> [MATERIAL FOR THIS EXERCISE]:
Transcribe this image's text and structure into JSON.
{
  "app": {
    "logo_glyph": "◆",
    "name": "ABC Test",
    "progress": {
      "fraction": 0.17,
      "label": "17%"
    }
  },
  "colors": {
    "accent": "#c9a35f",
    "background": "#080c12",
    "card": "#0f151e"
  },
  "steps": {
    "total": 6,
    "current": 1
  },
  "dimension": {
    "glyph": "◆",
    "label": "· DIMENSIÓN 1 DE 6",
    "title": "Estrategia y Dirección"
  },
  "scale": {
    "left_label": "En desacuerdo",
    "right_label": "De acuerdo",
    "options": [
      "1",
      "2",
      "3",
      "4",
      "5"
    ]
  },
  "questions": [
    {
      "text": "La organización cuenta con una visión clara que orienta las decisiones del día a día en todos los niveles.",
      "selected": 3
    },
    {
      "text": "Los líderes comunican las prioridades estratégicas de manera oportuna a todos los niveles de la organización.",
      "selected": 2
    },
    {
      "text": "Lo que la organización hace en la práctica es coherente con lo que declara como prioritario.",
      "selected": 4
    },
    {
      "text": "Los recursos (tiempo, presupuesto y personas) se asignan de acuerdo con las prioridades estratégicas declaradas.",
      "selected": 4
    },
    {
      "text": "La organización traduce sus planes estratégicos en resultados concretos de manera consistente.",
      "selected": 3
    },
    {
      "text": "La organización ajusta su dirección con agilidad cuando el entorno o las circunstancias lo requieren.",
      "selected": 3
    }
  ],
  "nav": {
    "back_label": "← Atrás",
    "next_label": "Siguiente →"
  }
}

> [GOAL]: Set down each entry again, unchanged.

> [SOLUTION FOR THIS TASK]:
Transcribe this image's text and structure into JSON.
{
  "app": {
    "logo_glyph": "◆",
    "name": "ABC Test",
    "progress": {
      "fraction": 0.17,
      "label": "17%"
    }
  },
  "colors": {
    "accent": "#c9a35f",
    "background": "#080c12",
    "card": "#0f151e"
  },
  "steps": {
    "total": 6,
    "current": 1
  },
  "dimension": {
    "glyph": "◆",
    "label": "· DIMENSIÓN 1 DE 6",
    "title": "Estrategia y Dirección"
  },
  "scale": {
    "left_label": "En desacuerdo",
    "right_label": "De acuerdo",
    "options": [
      "1",
      "2",
      "3",
      "4",
      "5"
    ]
  },
  "questions": [
    {
      "text": "La organización cuenta con una visión clara que orienta las decisiones del día a día en todos los niveles.",
      "selected": 3
    },
    {
      "text": "Los líderes comunican las prioridades estratégicas de manera oportuna a todos los niveles de la organización.",
      "selected": 2
    },
    {
      "text": "Lo que la organización hace en la práctica es coherente con lo que declara como prioritario.",
      "selected": 4
    },
    {
      "text": "Los recursos (tiempo, presupuesto y personas) se asignan de acuerdo con las prioridades estratégicas declaradas.",
      "selected": 4
    },
    {
      "text": "La organización traduce sus planes estratégicos en resultados concretos de manera consistente.",
      "selected": 3
    },
    {
      "text": "La organización ajusta su dirección con agilidad cuando el entorno o las circunstancias lo requieren.",
      "selected": 3
    }
  ],
  "nav": {
    "back_label": "← Atrás",
    "next_label": "Siguiente →"
  }
}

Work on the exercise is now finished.